Make an exact copy of the listing below.

[Stored items from a collection]
########

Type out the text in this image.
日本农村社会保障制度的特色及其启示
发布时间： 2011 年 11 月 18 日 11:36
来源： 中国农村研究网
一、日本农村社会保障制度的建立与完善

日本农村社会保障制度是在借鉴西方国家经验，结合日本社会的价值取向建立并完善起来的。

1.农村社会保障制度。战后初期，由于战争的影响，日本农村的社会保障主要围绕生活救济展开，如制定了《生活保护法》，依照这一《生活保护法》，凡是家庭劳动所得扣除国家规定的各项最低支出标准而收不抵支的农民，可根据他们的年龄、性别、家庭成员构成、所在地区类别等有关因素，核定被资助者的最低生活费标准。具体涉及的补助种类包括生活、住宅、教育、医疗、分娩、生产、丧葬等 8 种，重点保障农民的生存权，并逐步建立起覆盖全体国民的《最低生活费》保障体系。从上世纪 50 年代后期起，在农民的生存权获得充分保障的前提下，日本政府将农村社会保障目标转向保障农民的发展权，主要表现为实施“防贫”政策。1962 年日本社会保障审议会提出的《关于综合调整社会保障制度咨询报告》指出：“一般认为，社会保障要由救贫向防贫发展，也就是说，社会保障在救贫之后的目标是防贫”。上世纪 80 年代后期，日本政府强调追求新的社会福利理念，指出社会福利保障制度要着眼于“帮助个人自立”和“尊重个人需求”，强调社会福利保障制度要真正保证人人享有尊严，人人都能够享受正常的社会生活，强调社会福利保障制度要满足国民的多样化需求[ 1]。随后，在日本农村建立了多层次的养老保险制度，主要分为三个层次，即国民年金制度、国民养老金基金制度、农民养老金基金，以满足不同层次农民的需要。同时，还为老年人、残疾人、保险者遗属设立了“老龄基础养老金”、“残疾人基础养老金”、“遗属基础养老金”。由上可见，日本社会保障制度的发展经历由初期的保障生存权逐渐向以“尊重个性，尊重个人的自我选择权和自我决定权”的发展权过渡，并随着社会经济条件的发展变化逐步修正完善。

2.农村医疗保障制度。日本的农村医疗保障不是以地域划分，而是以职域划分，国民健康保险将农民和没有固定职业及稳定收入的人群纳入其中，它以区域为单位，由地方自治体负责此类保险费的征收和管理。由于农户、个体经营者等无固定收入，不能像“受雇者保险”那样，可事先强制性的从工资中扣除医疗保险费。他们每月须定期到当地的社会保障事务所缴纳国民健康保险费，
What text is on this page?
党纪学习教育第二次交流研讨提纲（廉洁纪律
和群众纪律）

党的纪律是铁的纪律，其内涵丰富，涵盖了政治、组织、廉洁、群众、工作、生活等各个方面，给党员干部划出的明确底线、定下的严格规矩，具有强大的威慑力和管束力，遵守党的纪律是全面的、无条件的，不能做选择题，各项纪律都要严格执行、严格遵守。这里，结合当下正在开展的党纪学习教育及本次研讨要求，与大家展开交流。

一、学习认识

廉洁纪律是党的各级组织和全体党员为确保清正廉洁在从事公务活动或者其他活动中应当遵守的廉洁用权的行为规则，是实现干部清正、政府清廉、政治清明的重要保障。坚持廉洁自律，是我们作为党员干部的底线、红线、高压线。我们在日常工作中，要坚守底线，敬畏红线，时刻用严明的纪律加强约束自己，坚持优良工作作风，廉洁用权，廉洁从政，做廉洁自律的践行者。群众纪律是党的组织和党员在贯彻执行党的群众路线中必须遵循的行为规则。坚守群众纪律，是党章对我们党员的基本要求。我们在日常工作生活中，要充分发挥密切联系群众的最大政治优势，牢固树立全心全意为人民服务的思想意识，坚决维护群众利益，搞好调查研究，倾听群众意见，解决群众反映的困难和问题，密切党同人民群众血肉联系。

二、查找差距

########

* [The output]:
Type out the text in this image.
日本农村社会保障制度的特色及其启示
发布时间： 2011 年 11 月 18 日 11:36
来源： 中国农村研究网
一、日本农村社会保障制度的建立与完善

日本农村社会保障制度是在借鉴西方国家经验，结合日本社会的价值取向建立并完善起来的。

1.农村社会保障制度。战后初期，由于战争的影响，日本农村的社会保障主要围绕生活救济展开，如制定了《生活保护法》，依照这一《生活保护法》，凡是家庭劳动所得扣除国家规定的各项最低支出标准而收不抵支的农民，可根据他们的年龄、性别、家庭成员构成、所在地区类别等有关因素，核定被资助者的最低生活费标准。具体涉及的补助种类包括生活、住宅、教育、医疗、分娩、生产、丧葬等 8 种，重点保障农民的生存权，并逐步建立起覆盖全体国民的《最低生活费》保障体系。从上世纪 50 年代后期起，在农民的生存权获得充分保障的前提下，日本政府将农村社会保障目标转向保障农民的发展权，主要表现为实施“防贫”政策。1962 年日本社会保障审议会提出的《关于综合调整社会保障制度咨询报告》指出：“一般认为，社会保障要由救贫向防贫发展，也就是说，社会保障在救贫之后的目标是防贫”。上世纪 80 年代后期，日本政府强调追求新的社会福利理念，指出社会福利保障制度要着眼于“帮助个人自立”和“尊重个人需求”，强调社会福利保障制度要真正保证人人享有尊严，人人都能够享受正常的社会生活，强调社会福利保障制度要满足国民的多样化需求[ 1]。随后，在日本农村建立了多层次的养老保险制度，主要分为三个层次，即国民年金制度、国民养老金基金制度、农民养老金基金，以满足不同层次农民的需要。同时，还为老年人、残疾人、保险者遗属设立了“老龄基础养老金”、“残疾人基础养老金”、“遗属基础养老金”。由上可见，日本社会保障制度的发展经历由初期的保障生存权逐渐向以“尊重个性，尊重个人的自我选择权和自我决定权”的发展权过渡，并随着社会经济条件的发展变化逐步修正完善。

2.农村医疗保障制度。日本的农村医疗保障不是以地域划分，而是以职域划分，国民健康保险将农民和没有固定职业及稳定收入的人群纳入其中，它以区域为单位，由地方自治体负责此类保险费的征收和管理。由于农户、个体经营者等无固定收入，不能像“受雇者保险”那样，可事先强制性的从工资中扣除医疗保险费。他们每月须定期到当地的社会保障事务所缴纳国民健康保险费，
What text is on this page?
党纪学习教育第二次交流研讨提纲（廉洁纪律
和群众纪律）

党的纪律是铁的纪律，其内涵丰富，涵盖了政治、组织、廉洁、群众、工作、生活等各个方面，给党员干部划出的明确底线、定下的严格规矩，具有强大的威慑力和管束力，遵守党的纪律是全面的、无条件的，不能做选择题，各项纪律都要严格执行、严格遵守。这里，结合当下正在开展的党纪学习教育及本次研讨要求，与大家展开交流。

一、学习认识

廉洁纪律是党的各级组织和全体党员为确保清正廉洁在从事公务活动或者其他活动中应当遵守的廉洁用权的行为规则，是实现干部清正、政府清廉、政治清明的重要保障。坚持廉洁自律，是我们作为党员干部的底线、红线、高压线。我们在日常工作中，要坚守底线，敬畏红线，时刻用严明的纪律加强约束自己，坚持优良工作作风，廉洁用权，廉洁从政，做廉洁自律的践行者。群众纪律是党的组织和党员在贯彻执行党的群众路线中必须遵循的行为规则。坚守群众纪律，是党章对我们党员的基本要求。我们在日常工作生活中，要充分发挥密切联系群众的最大政治优势，牢固树立全心全意为人民服务的思想意识，坚决维护群众利益，搞好调查研究，倾听群众意见，解决群众反映的困难和问题，密切党同人民群众血肉联系。

二、查找差距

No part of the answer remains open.